What you have to do
Copy out the lines of the material word for word, beginning with the line that contains "party-type: Avsender [30,527,150,546]" and continuing through the line that contains "label-saksbeh: Saksbeh.(enhet/initialer): [460,489,615,508]", with both of those lines included.

Excerpted records
'''

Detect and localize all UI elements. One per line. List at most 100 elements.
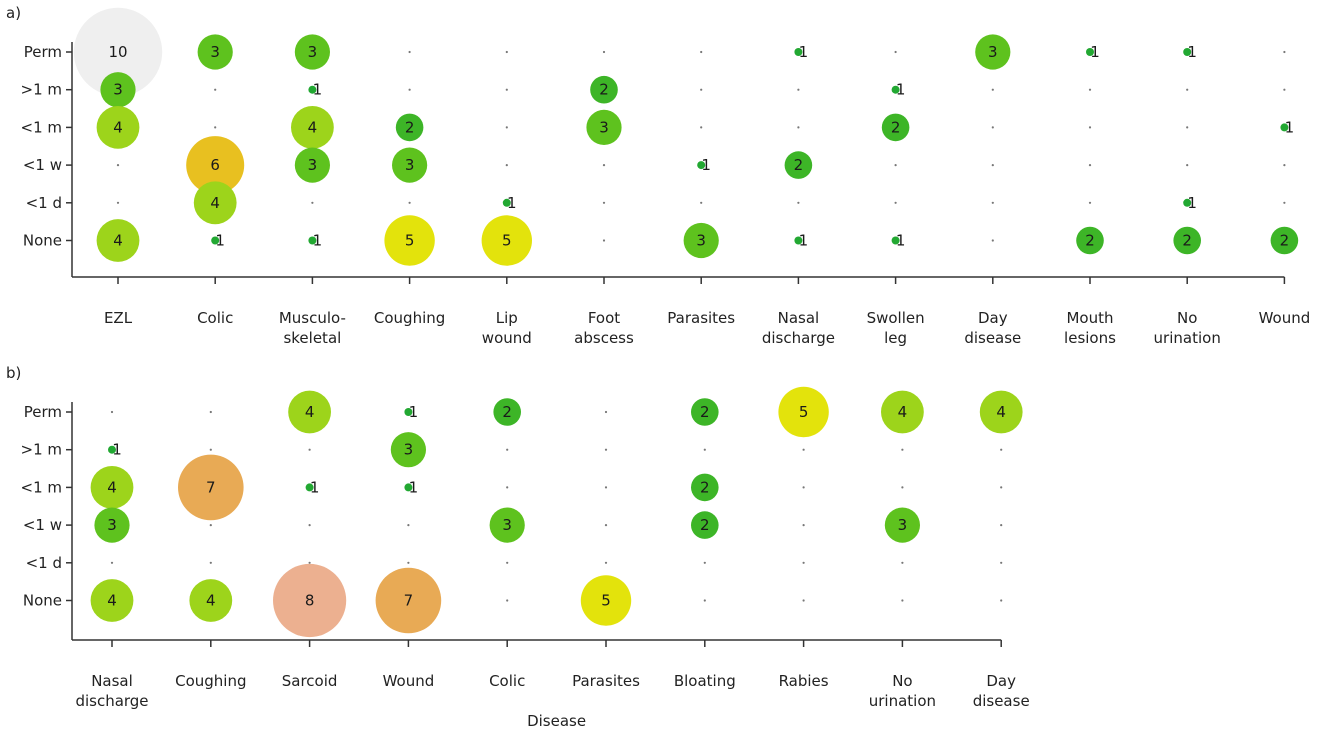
data-bubble (186, 136, 245, 195)
empty-cell-dot (1283, 88, 1286, 91)
x-tick-label: discharge (75, 692, 148, 710)
y-tick-label: >1 m (21, 81, 63, 99)
bubble-value-label: 1 (313, 232, 323, 250)
bubble-value-label: 2 (794, 156, 804, 174)
empty-cell-dot (311, 201, 314, 204)
empty-cell-dot (797, 126, 800, 129)
empty-cell-dot (991, 201, 994, 204)
bubble-value-label: 2 (700, 478, 710, 496)
bubble-value-label: 4 (113, 118, 123, 136)
data-bubble (390, 432, 426, 468)
empty-cell-dot (604, 524, 608, 527)
data-bubble (683, 222, 719, 259)
empty-cell-dot (802, 561, 805, 564)
empty-cell-dot (894, 201, 897, 204)
x-tick-label: discharge (762, 329, 835, 347)
bubble-value-label: 2 (700, 516, 710, 534)
x-tick-label: disease (973, 692, 1030, 710)
x-tick-label: Swollen (867, 309, 925, 327)
bubble-value-label: 2 (1085, 232, 1095, 250)
bubble-value-label: 1 (313, 81, 323, 99)
empty-cell-dot (1186, 126, 1189, 129)
bubble-value-label: 6 (210, 156, 220, 174)
data-bubble (481, 215, 532, 266)
bubble-value-label: 2 (891, 118, 901, 136)
x-tick-label: Coughing (374, 309, 445, 327)
empty-cell-dot (506, 599, 509, 602)
empty-cell-dot (408, 88, 411, 91)
empty-cell-dot (802, 486, 805, 489)
empty-cell-dot (894, 164, 897, 167)
data-bubble (784, 151, 813, 179)
x-tick-label: Parasites (667, 309, 735, 327)
empty-cell-dot (604, 410, 608, 414)
empty-cell-dot (506, 486, 509, 489)
data-bubble (794, 48, 803, 56)
data-bubble (580, 575, 632, 626)
empty-cell-dot (110, 410, 114, 414)
empty-cell-dot (700, 126, 703, 129)
y-tick-label: None (23, 232, 62, 250)
empty-cell-dot (991, 88, 994, 91)
empty-cell-dot (703, 599, 706, 602)
bubble-value-label: 4 (107, 478, 117, 496)
bubble-value-label: 4 (305, 403, 315, 421)
x-tick-label: Coughing (175, 672, 246, 690)
bubble-value-label: 1 (1285, 118, 1295, 136)
data-bubble (1183, 198, 1192, 207)
data-bubble (794, 236, 803, 245)
empty-cell-dot (700, 88, 703, 91)
data-bubble (193, 181, 237, 225)
data-bubble (1086, 48, 1094, 56)
data-bubble (178, 454, 244, 521)
empty-cell-dot (901, 486, 904, 489)
data-bubble (308, 236, 317, 245)
data-bubble (384, 215, 435, 266)
y-tick-label: <1 d (26, 194, 62, 212)
x-tick-label: Colic (489, 672, 525, 690)
bubble-value-label: 4 (206, 592, 216, 610)
data-bubble (392, 147, 428, 183)
x-tick-label: No (1177, 309, 1197, 327)
empty-cell-dot (110, 561, 114, 564)
x-tick-label: disease (964, 329, 1021, 347)
bubble-value-label: 5 (601, 592, 611, 610)
y-tick-label: <1 w (23, 156, 62, 174)
bubble-value-label: 3 (107, 516, 117, 534)
data-bubble (197, 34, 233, 70)
bubble-value-label: 3 (502, 516, 512, 534)
empty-cell-dot (116, 164, 120, 167)
data-bubble (108, 445, 116, 454)
data-bubble (691, 511, 719, 539)
bubble-value-label: 1 (112, 441, 122, 459)
data-bubble (94, 507, 130, 543)
bubble-value-label: 1 (1090, 43, 1100, 61)
data-bubble (395, 113, 424, 142)
empty-cell-dot (602, 201, 606, 204)
bubble-value-label: 3 (988, 43, 998, 61)
x-tick-label: Musculo- (279, 309, 346, 327)
bubble-value-label: 7 (404, 592, 414, 610)
data-bubble (189, 579, 233, 622)
data-bubble (73, 7, 163, 97)
data-bubble (884, 507, 921, 543)
bubble-value-label: 3 (308, 156, 318, 174)
bubble-value-label: 5 (502, 232, 512, 250)
empty-cell-dot (1283, 201, 1286, 204)
bubble-value-label: 2 (1280, 232, 1290, 250)
y-tick-label: <1 d (26, 554, 62, 572)
x-tick-label: lesions (1064, 329, 1116, 347)
empty-cell-dot (408, 50, 411, 54)
panel-b: b) Perm >1 m <1 m <1 w <1 d None Nasal discharge… (6, 364, 1030, 730)
data-bubble (1076, 226, 1104, 255)
empty-cell-dot (1088, 88, 1092, 91)
empty-cell-dot (894, 50, 897, 54)
empty-cell-dot (308, 561, 311, 564)
bubble-value-label: 1 (409, 403, 419, 421)
data-bubble (90, 466, 134, 509)
bubble-value-label: 1 (896, 81, 906, 99)
empty-cell-dot (1000, 486, 1003, 489)
empty-cell-dot (209, 448, 212, 451)
data-bubble (308, 85, 317, 94)
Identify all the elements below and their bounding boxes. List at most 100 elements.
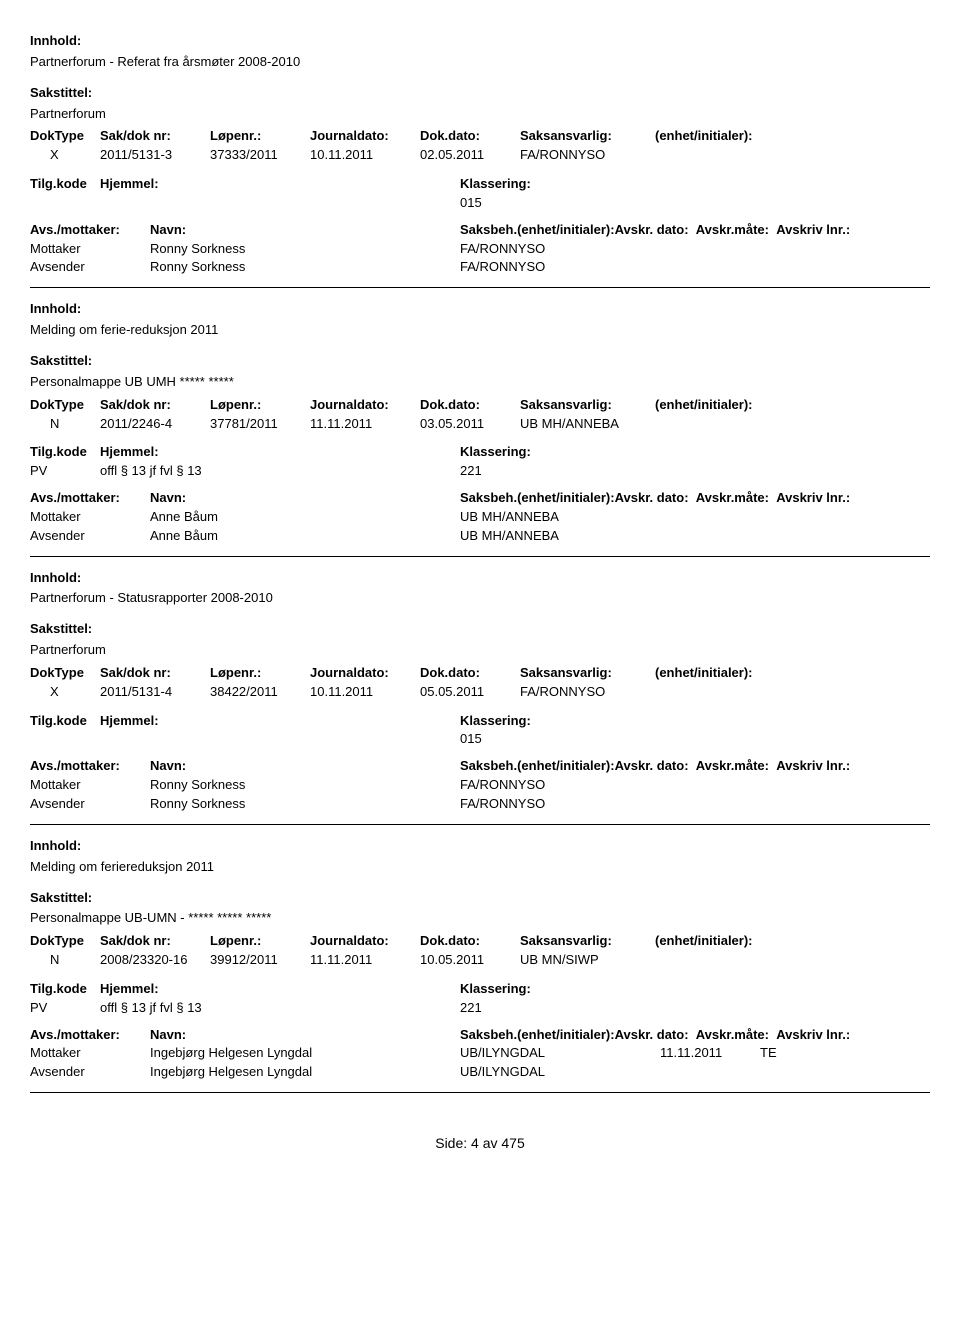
party-type: Avsender [30,527,150,546]
record-separator [30,287,930,288]
party-avskrmate: TE [760,1044,860,1063]
sakstittel-value: Partnerforum [30,105,930,124]
label-avskrlnr: Avskriv lnr.: [776,221,850,240]
journaldato-value: 11.11.2011 [310,951,420,970]
party-saksbeh: UB/ILYNGDAL [460,1063,660,1082]
klass-value-row: 015 [30,730,930,749]
hjemmel-value: offl § 13 jf fvl § 13 [100,999,460,1018]
label-innhold: Innhold: [30,32,930,51]
hjemmel-value: offl § 13 jf fvl § 13 [100,462,460,481]
label-sakstittel: Sakstittel: [30,352,930,371]
label-sakdok: Sak/dok nr: [100,664,210,683]
dokdato-value: 05.05.2011 [420,683,520,702]
label-tilgkode: Tilg.kode [30,980,100,999]
party-type: Avsender [30,258,150,277]
label-avsmottaker: Avs./mottaker: [30,489,150,508]
label-lopenr: Løpenr.: [210,127,310,146]
label-hjemmel: Hjemmel: [100,712,460,731]
party-row: AvsenderRonny SorknessFA/RONNYSO [30,258,930,277]
record-separator [30,556,930,557]
party-row: MottakerRonny SorknessFA/RONNYSO [30,776,930,795]
label-innhold: Innhold: [30,837,930,856]
record-separator [30,824,930,825]
party-saksbeh: UB MH/ANNEBA [460,527,660,546]
label-tilgkode: Tilg.kode [30,443,100,462]
party-name: Ronny Sorkness [150,795,460,814]
party-name: Ingebjørg Helgesen Lyngdal [150,1044,460,1063]
doktype-value: N [30,415,100,434]
klass-value-row: PVoffl § 13 jf fvl § 13221 [30,999,930,1018]
label-doktype: DokType [30,396,100,415]
sakstittel-value: Personalmappe UB-UMN - ***** ***** ***** [30,909,930,928]
party-name: Anne Båum [150,508,460,527]
label-journaldato: Journaldato: [310,932,420,951]
label-sakdok: Sak/dok nr: [100,932,210,951]
sakdok-value: 2008/23320-16 [100,951,210,970]
party-name: Anne Båum [150,527,460,546]
lopenr-value: 38422/2011 [210,683,310,702]
label-tilgkode: Tilg.kode [30,712,100,731]
label-avsmottaker: Avs./mottaker: [30,1026,150,1045]
party-avskrmate [760,795,860,814]
party-avskrmate [760,776,860,795]
label-dokdato: Dok.dato: [420,664,520,683]
klass-value-row: 015 [30,194,930,213]
saksansvarlig-value: UB MH/ANNEBA [520,415,655,434]
innhold-value: Melding om ferie-reduksjon 2011 [30,321,930,340]
klassering-value: 221 [460,462,660,481]
label-saksansvarlig: Saksansvarlig: [520,932,655,951]
label-saksbeh: Saksbeh.(enhet/initialer): [460,489,615,508]
klass-value-row: PVoffl § 13 jf fvl § 13221 [30,462,930,481]
label-journaldato: Journaldato: [310,664,420,683]
party-type: Avsender [30,1063,150,1082]
label-navn: Navn: [150,1026,460,1045]
label-enhet: (enhet/initialer): [655,664,795,683]
journal-record: Innhold:Melding om ferie-reduksjon 2011S… [30,300,930,545]
journaldato-value: 11.11.2011 [310,415,420,434]
doc-value-row: N2011/2246-437781/201111.11.201103.05.20… [30,415,930,434]
lopenr-value: 39912/2011 [210,951,310,970]
journaldato-value: 10.11.2011 [310,683,420,702]
label-avsmottaker: Avs./mottaker: [30,757,150,776]
journal-record: Innhold:Melding om feriereduksjon 2011Sa… [30,837,930,1082]
party-type: Avsender [30,795,150,814]
doc-value-row: X2011/5131-337333/201110.11.201102.05.20… [30,146,930,165]
page-footer: Side: 4 av 475 [30,1133,930,1153]
label-avskrmate: Avskr.måte: [696,757,776,776]
doktype-value: X [30,683,100,702]
label-doktype: DokType [30,127,100,146]
record-separator [30,1092,930,1093]
klass-label-row: Tilg.kodeHjemmel:Klassering: [30,980,930,999]
label-navn: Navn: [150,757,460,776]
klassering-value: 221 [460,999,660,1018]
party-avskrmate [760,258,860,277]
party-row: AvsenderAnne BåumUB MH/ANNEBA [30,527,930,546]
label-enhet: (enhet/initialer): [655,127,795,146]
label-avskrdato: Avskr. dato: [615,1026,696,1045]
lopenr-value: 37333/2011 [210,146,310,165]
party-avskrdato [660,508,760,527]
party-saksbeh: FA/RONNYSO [460,258,660,277]
party-header-row: Avs./mottaker:Navn:Saksbeh.(enhet/initia… [30,489,930,508]
tilgkode-value [30,730,100,749]
label-tilgkode: Tilg.kode [30,175,100,194]
party-name: Ronny Sorkness [150,240,460,259]
party-header-row: Avs./mottaker:Navn:Saksbeh.(enhet/initia… [30,1026,930,1045]
saksansvarlig-value: FA/RONNYSO [520,683,655,702]
party-avskrdato [660,240,760,259]
label-avskrdato: Avskr. dato: [615,221,696,240]
dokdato-value: 03.05.2011 [420,415,520,434]
journal-record: Innhold:Partnerforum - Statusrapporter 2… [30,569,930,814]
party-saksbeh: UB/ILYNGDAL [460,1044,660,1063]
doc-header-row: DokTypeSak/dok nr:Løpenr.:Journaldato:Do… [30,396,930,415]
sakdok-value: 2011/5131-3 [100,146,210,165]
party-type: Mottaker [30,508,150,527]
party-row: MottakerIngebjørg Helgesen LyngdalUB/ILY… [30,1044,930,1063]
label-lopenr: Løpenr.: [210,664,310,683]
label-saksansvarlig: Saksansvarlig: [520,396,655,415]
sakstittel-value: Partnerforum [30,641,930,660]
label-navn: Navn: [150,489,460,508]
label-avskrmate: Avskr.måte: [696,1026,776,1045]
hjemmel-value [100,730,460,749]
label-avskrlnr: Avskriv lnr.: [776,1026,850,1045]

'''

Answer
party-type: Avsender [30,527,150,546]
record-separator [30,287,930,288]
party-avskrmate: TE [760,1044,860,1063]
sakstittel-value: Partnerforum [30,105,930,124]
label-avskrlnr: Avskriv lnr.: [776,221,850,240]
journaldato-value: 11.11.2011 [310,951,420,970]
party-saksbeh: UB/ILYNGDAL [460,1063,660,1082]
klass-value-row: 015 [30,730,930,749]
hjemmel-value: offl § 13 jf fvl § 13 [100,999,460,1018]
label-innhold: Innhold: [30,32,930,51]
hjemmel-value: offl § 13 jf fvl § 13 [100,462,460,481]
label-sakstittel: Sakstittel: [30,352,930,371]
label-sakdok: Sak/dok nr: [100,664,210,683]
dokdato-value: 05.05.2011 [420,683,520,702]
label-tilgkode: Tilg.kode [30,980,100,999]
party-type: Avsender [30,258,150,277]
label-avsmottaker: Avs./mottaker: [30,489,150,508]
label-lopenr: Løpenr.: [210,127,310,146]
label-hjemmel: Hjemmel: [100,712,460,731]
party-row: AvsenderRonny SorknessFA/RONNYSO [30,258,930,277]
record-separator [30,556,930,557]
party-row: MottakerRonny SorknessFA/RONNYSO [30,776,930,795]
label-innhold: Innhold: [30,837,930,856]
record-separator [30,824,930,825]
party-saksbeh: UB MH/ANNEBA [460,527,660,546]
label-tilgkode: Tilg.kode [30,443,100,462]
party-name: Ronny Sorkness [150,795,460,814]
party-name: Ingebjørg Helgesen Lyngdal [150,1044,460,1063]
doktype-value: N [30,415,100,434]
klass-value-row: PVoffl § 13 jf fvl § 13221 [30,999,930,1018]
label-doktype: DokType [30,396,100,415]
sakstittel-value: Personalmappe UB-UMN - ***** ***** ***** [30,909,930,928]
party-name: Anne Båum [150,508,460,527]
label-journaldato: Journaldato: [310,932,420,951]
label-sakdok: Sak/dok nr: [100,932,210,951]
sakdok-value: 2008/23320-16 [100,951,210,970]
party-name: Anne Båum [150,527,460,546]
lopenr-value: 38422/2011 [210,683,310,702]
label-tilgkode: Tilg.kode [30,712,100,731]
label-avsmottaker: Avs./mottaker: [30,1026,150,1045]
party-avskrmate [760,795,860,814]
party-avskrmate [760,776,860,795]
label-dokdato: Dok.dato: [420,664,520,683]
klass-value-row: 015 [30,194,930,213]
saksansvarlig-value: UB MH/ANNEBA [520,415,655,434]
innhold-value: Melding om ferie-reduksjon 2011 [30,321,930,340]
klassering-value: 221 [460,462,660,481]
label-saksansvarlig: Saksansvarlig: [520,932,655,951]
label-saksbeh: Saksbeh.(enhet/initialer): [460,489,615,508]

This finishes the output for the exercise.